#### Material provided:

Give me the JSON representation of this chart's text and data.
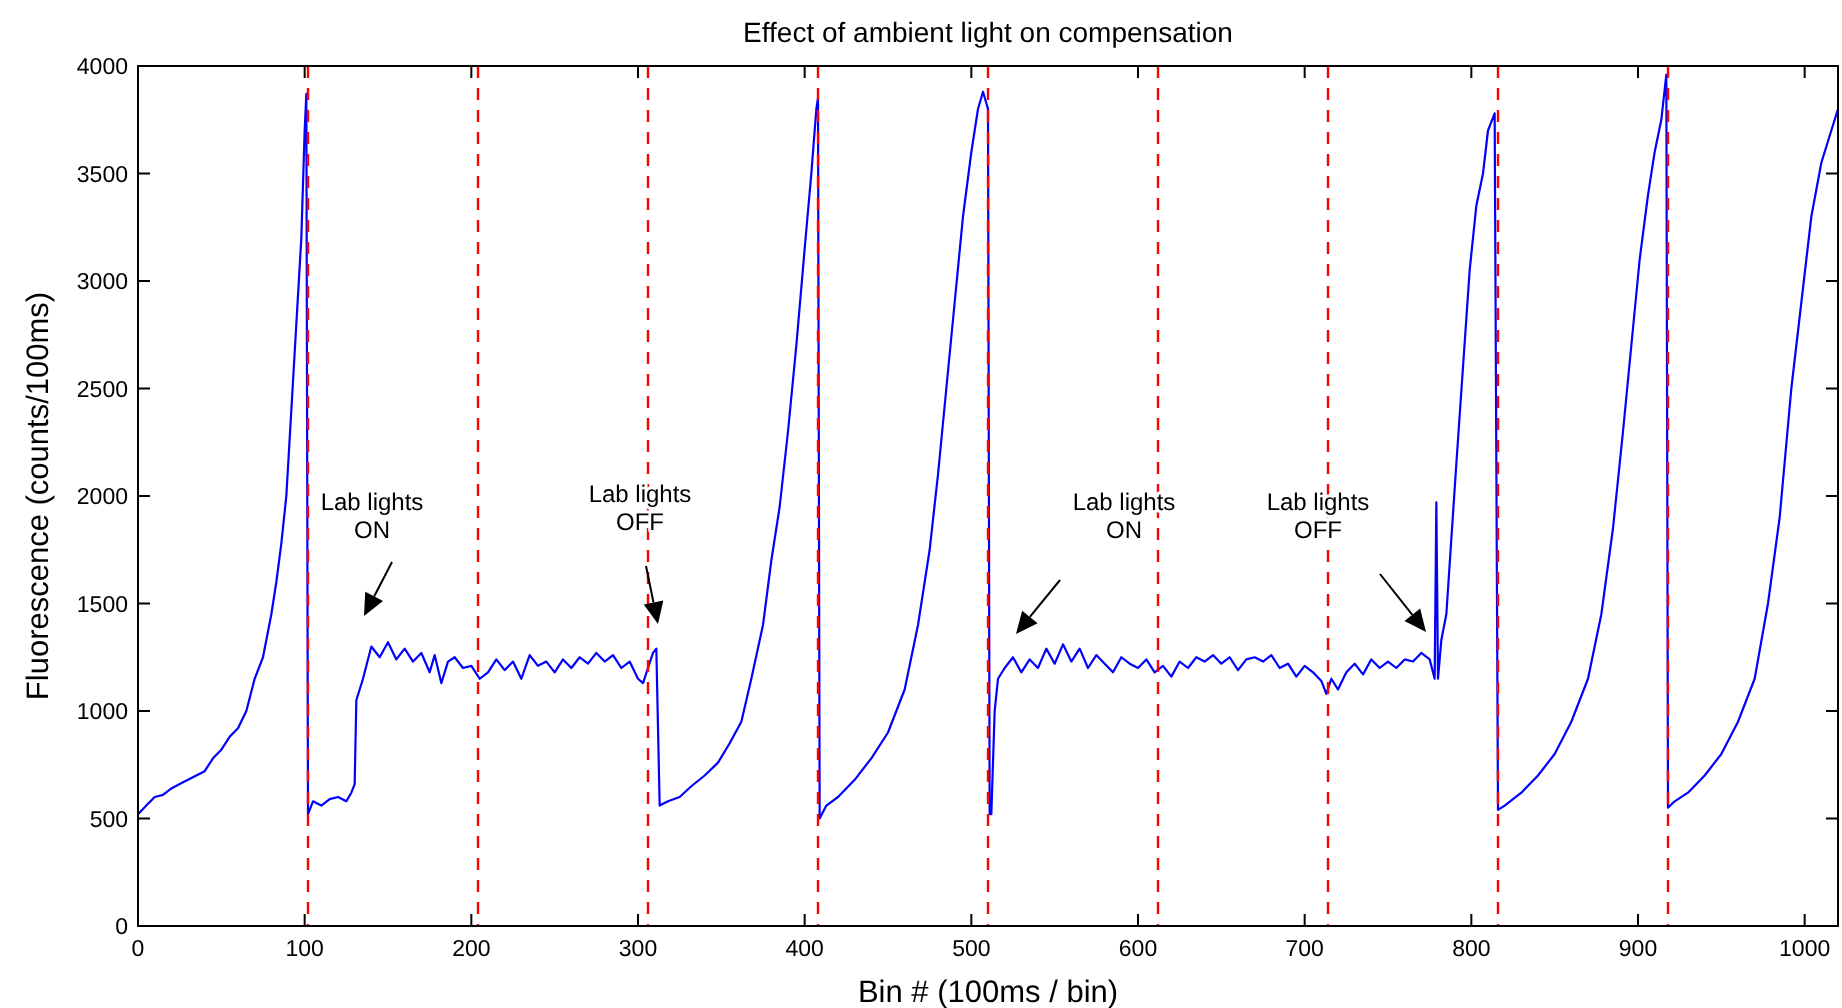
{
  "chart_data": {
    "type": "line",
    "title": "Effect of ambient light on compensation",
    "xlabel": "Bin # (100ms / bin)",
    "ylabel": "Fluorescence (counts/100ms)",
    "xlim": [
      0,
      1020
    ],
    "ylim": [
      0,
      4000
    ],
    "xticks": [
      0,
      100,
      200,
      300,
      400,
      500,
      600,
      700,
      800,
      900,
      1000
    ],
    "yticks": [
      0,
      500,
      1000,
      1500,
      2000,
      2500,
      3000,
      3500,
      4000
    ],
    "grid": false,
    "marker": "none",
    "line_style": "solid",
    "series": [
      {
        "color": "#0000ff",
        "x": [
          0,
          5,
          10,
          15,
          20,
          25,
          30,
          35,
          40,
          45,
          50,
          55,
          60,
          65,
          70,
          75,
          80,
          83,
          86,
          89,
          92,
          95,
          98,
          100,
          101,
          102,
          105,
          110,
          115,
          120,
          125,
          128,
          130,
          131,
          135,
          140,
          145,
          150,
          155,
          160,
          165,
          170,
          175,
          178,
          182,
          186,
          190,
          195,
          200,
          205,
          210,
          215,
          220,
          225,
          230,
          235,
          240,
          245,
          250,
          255,
          260,
          265,
          270,
          275,
          280,
          285,
          290,
          295,
          300,
          303,
          306,
          309,
          311,
          313,
          318,
          325,
          332,
          340,
          348,
          355,
          362,
          368,
          375,
          380,
          385,
          390,
          395,
          400,
          404,
          407,
          408,
          409,
          413,
          420,
          430,
          440,
          450,
          460,
          468,
          475,
          480,
          485,
          490,
          495,
          500,
          504,
          507,
          510,
          511,
          512,
          514,
          516,
          520,
          525,
          530,
          535,
          540,
          545,
          550,
          555,
          560,
          565,
          570,
          575,
          580,
          585,
          590,
          595,
          600,
          605,
          610,
          615,
          620,
          625,
          630,
          635,
          640,
          645,
          650,
          655,
          660,
          665,
          670,
          675,
          680,
          685,
          690,
          695,
          700,
          705,
          710,
          713,
          716,
          720,
          725,
          730,
          735,
          740,
          745,
          750,
          755,
          760,
          765,
          770,
          775,
          778,
          779,
          780,
          782,
          785,
          788,
          791,
          795,
          799,
          803,
          807,
          810,
          814,
          816,
          820,
          830,
          840,
          850,
          860,
          870,
          878,
          885,
          891,
          896,
          901,
          906,
          910,
          914,
          917,
          918,
          922,
          930,
          940,
          950,
          960,
          970,
          978,
          985,
          992,
          998,
          1004,
          1010,
          1016,
          1020
        ],
        "values": [
          520,
          560,
          600,
          610,
          640,
          660,
          680,
          700,
          720,
          780,
          820,
          880,
          920,
          1000,
          1150,
          1250,
          1450,
          1600,
          1780,
          2000,
          2400,
          2800,
          3200,
          3700,
          3870,
          520,
          580,
          560,
          590,
          600,
          580,
          620,
          660,
          1050,
          1150,
          1300,
          1250,
          1320,
          1240,
          1290,
          1230,
          1270,
          1180,
          1260,
          1130,
          1230,
          1250,
          1200,
          1210,
          1150,
          1180,
          1240,
          1190,
          1230,
          1150,
          1260,
          1210,
          1230,
          1180,
          1240,
          1200,
          1250,
          1220,
          1270,
          1230,
          1260,
          1200,
          1230,
          1150,
          1130,
          1200,
          1270,
          1290,
          560,
          580,
          600,
          650,
          700,
          760,
          850,
          950,
          1150,
          1400,
          1700,
          1950,
          2300,
          2700,
          3150,
          3500,
          3800,
          3850,
          500,
          560,
          600,
          680,
          780,
          900,
          1100,
          1400,
          1750,
          2100,
          2500,
          2900,
          3300,
          3600,
          3800,
          3880,
          3800,
          520,
          520,
          1000,
          1150,
          1200,
          1250,
          1180,
          1240,
          1200,
          1290,
          1220,
          1310,
          1230,
          1290,
          1200,
          1260,
          1220,
          1180,
          1250,
          1220,
          1200,
          1240,
          1180,
          1210,
          1160,
          1230,
          1200,
          1250,
          1230,
          1260,
          1220,
          1250,
          1190,
          1240,
          1250,
          1230,
          1260,
          1200,
          1220,
          1160,
          1210,
          1180,
          1140,
          1080,
          1150,
          1100,
          1180,
          1220,
          1170,
          1240,
          1200,
          1230,
          1200,
          1240,
          1230,
          1270,
          1240,
          1150,
          1970,
          1150,
          1330,
          1450,
          1800,
          2150,
          2600,
          3050,
          3350,
          3500,
          3700,
          3780,
          540,
          560,
          620,
          700,
          800,
          950,
          1150,
          1450,
          1850,
          2300,
          2700,
          3100,
          3400,
          3600,
          3750,
          3960,
          550,
          580,
          620,
          700,
          800,
          950,
          1150,
          1500,
          1900,
          2500,
          2900,
          3300,
          3550,
          3700,
          3800
        ]
      }
    ],
    "ref_lines": [
      {
        "axis": "x",
        "value": 102,
        "color": "#ff0000",
        "line_style": "dashed"
      },
      {
        "axis": "x",
        "value": 204,
        "color": "#ff0000",
        "line_style": "dashed"
      },
      {
        "axis": "x",
        "value": 306,
        "color": "#ff0000",
        "line_style": "dashed"
      },
      {
        "axis": "x",
        "value": 408,
        "color": "#ff0000",
        "line_style": "dashed"
      },
      {
        "axis": "x",
        "value": 510,
        "color": "#ff0000",
        "line_style": "dashed"
      },
      {
        "axis": "x",
        "value": 612,
        "color": "#ff0000",
        "line_style": "dashed"
      },
      {
        "axis": "x",
        "value": 714,
        "color": "#ff0000",
        "line_style": "dashed"
      },
      {
        "axis": "x",
        "value": 816,
        "color": "#ff0000",
        "line_style": "dashed"
      },
      {
        "axis": "x",
        "value": 918,
        "color": "#ff0000",
        "line_style": "dashed"
      }
    ],
    "annotations": [
      "Lab lights\nON",
      "Lab lights\nOFF",
      "Lab lights\nON",
      "Lab lights\nOFF"
    ]
  }
}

#### Exercise description:
Using the material above, set down every line exactly, but skip the pictures.

#### Solved exercise:
Give me the JSON representation of this chart's text and data.
{
  "chart_data": {
    "type": "line",
    "title": "Effect of ambient light on compensation",
    "xlabel": "Bin # (100ms / bin)",
    "ylabel": "Fluorescence (counts/100ms)",
    "xlim": [
      0,
      1020
    ],
    "ylim": [
      0,
      4000
    ],
    "xticks": [
      0,
      100,
      200,
      300,
      400,
      500,
      600,
      700,
      800,
      900,
      1000
    ],
    "yticks": [
      0,
      500,
      1000,
      1500,
      2000,
      2500,
      3000,
      3500,
      4000
    ],
    "grid": false,
    "marker": "none",
    "line_style": "solid",
    "series": [
      {
        "color": "#0000ff",
        "x": [
          0,
          5,
          10,
          15,
          20,
          25,
          30,
          35,
          40,
          45,
          50,
          55,
          60,
          65,
          70,
          75,
          80,
          83,
          86,
          89,
          92,
          95,
          98,
          100,
          101,
          102,
          105,
          110,
          115,
          120,
          125,
          128,
          130,
          131,
          135,
          140,
          145,
          150,
          155,
          160,
          165,
          170,
          175,
          178,
          182,
          186,
          190,
          195,
          200,
          205,
          210,
          215,
          220,
          225,
          230,
          235,
          240,
          245,
          250,
          255,
          260,
          265,
          270,
          275,
          280,
          285,
          290,
          295,
          300,
          303,
          306,
          309,
          311,
          313,
          318,
          325,
          332,
          340,
          348,
          355,
          362,
          368,
          375,
          380,
          385,
          390,
          395,
          400,
          404,
          407,
          408,
          409,
          413,
          420,
          430,
          440,
          450,
          460,
          468,
          475,
          480,
          485,
          490,
          495,
          500,
          504,
          507,
          510,
          511,
          512,
          514,
          516,
          520,
          525,
          530,
          535,
          540,
          545,
          550,
          555,
          560,
          565,
          570,
          575,
          580,
          585,
          590,
          595,
          600,
          605,
          610,
          615,
          620,
          625,
          630,
          635,
          640,
          645,
          650,
          655,
          660,
          665,
          670,
          675,
          680,
          685,
          690,
          695,
          700,
          705,
          710,
          713,
          716,
          720,
          725,
          730,
          735,
          740,
          745,
          750,
          755,
          760,
          765,
          770,
          775,
          778,
          779,
          780,
          782,
          785,
          788,
          791,
          795,
          799,
          803,
          807,
          810,
          814,
          816,
          820,
          830,
          840,
          850,
          860,
          870,
          878,
          885,
          891,
          896,
          901,
          906,
          910,
          914,
          917,
          918,
          922,
          930,
          940,
          950,
          960,
          970,
          978,
          985,
          992,
          998,
          1004,
          1010,
          1016,
          1020
        ],
        "values": [
          520,
          560,
          600,
          610,
          640,
          660,
          680,
          700,
          720,
          780,
          820,
          880,
          920,
          1000,
          1150,
          1250,
          1450,
          1600,
          1780,
          2000,
          2400,
          2800,
          3200,
          3700,
          3870,
          520,
          580,
          560,
          590,
          600,
          580,
          620,
          660,
          1050,
          1150,
          1300,
          1250,
          1320,
          1240,
          1290,
          1230,
          1270,
          1180,
          1260,
          1130,
          1230,
          1250,
          1200,
          1210,
          1150,
          1180,
          1240,
          1190,
          1230,
          1150,
          1260,
          1210,
          1230,
          1180,
          1240,
          1200,
          1250,
          1220,
          1270,
          1230,
          1260,
          1200,
          1230,
          1150,
          1130,
          1200,
          1270,
          1290,
          560,
          580,
          600,
          650,
          700,
          760,
          850,
          950,
          1150,
          1400,
          1700,
          1950,
          2300,
          2700,
          3150,
          3500,
          3800,
          3850,
          500,
          560,
          600,
          680,
          780,
          900,
          1100,
          1400,
          1750,
          2100,
          2500,
          2900,
          3300,
          3600,
          3800,
          3880,
          3800,
          520,
          520,
          1000,
          1150,
          1200,
          1250,
          1180,
          1240,
          1200,
          1290,
          1220,
          1310,
          1230,
          1290,
          1200,
          1260,
          1220,
          1180,
          1250,
          1220,
          1200,
          1240,
          1180,
          1210,
          1160,
          1230,
          1200,
          1250,
          1230,
          1260,
          1220,
          1250,
          1190,
          1240,
          1250,
          1230,
          1260,
          1200,
          1220,
          1160,
          1210,
          1180,
          1140,
          1080,
          1150,
          1100,
          1180,
          1220,
          1170,
          1240,
          1200,
          1230,
          1200,
          1240,
          1230,
          1270,
          1240,
          1150,
          1970,
          1150,
          1330,
          1450,
          1800,
          2150,
          2600,
          3050,
          3350,
          3500,
          3700,
          3780,
          540,
          560,
          620,
          700,
          800,
          950,
          1150,
          1450,
          1850,
          2300,
          2700,
          3100,
          3400,
          3600,
          3750,
          3960,
          550,
          580,
          620,
          700,
          800,
          950,
          1150,
          1500,
          1900,
          2500,
          2900,
          3300,
          3550,
          3700,
          3800
        ]
      }
    ],
    "ref_lines": [
      {
        "axis": "x",
        "value": 102,
        "color": "#ff0000",
        "line_style": "dashed"
      },
      {
        "axis": "x",
        "value": 204,
        "color": "#ff0000",
        "line_style": "dashed"
      },
      {
        "axis": "x",
        "value": 306,
        "color": "#ff0000",
        "line_style": "dashed"
      },
      {
        "axis": "x",
        "value": 408,
        "color": "#ff0000",
        "line_style": "dashed"
      },
      {
        "axis": "x",
        "value": 510,
        "color": "#ff0000",
        "line_style": "dashed"
      },
      {
        "axis": "x",
        "value": 612,
        "color": "#ff0000",
        "line_style": "dashed"
      },
      {
        "axis": "x",
        "value": 714,
        "color": "#ff0000",
        "line_style": "dashed"
      },
      {
        "axis": "x",
        "value": 816,
        "color": "#ff0000",
        "line_style": "dashed"
      },
      {
        "axis": "x",
        "value": 918,
        "color": "#ff0000",
        "line_style": "dashed"
      }
    ],
    "annotations": [
      "Lab lights\nON",
      "Lab lights\nOFF",
      "Lab lights\nON",
      "Lab lights\nOFF"
    ]
  }
}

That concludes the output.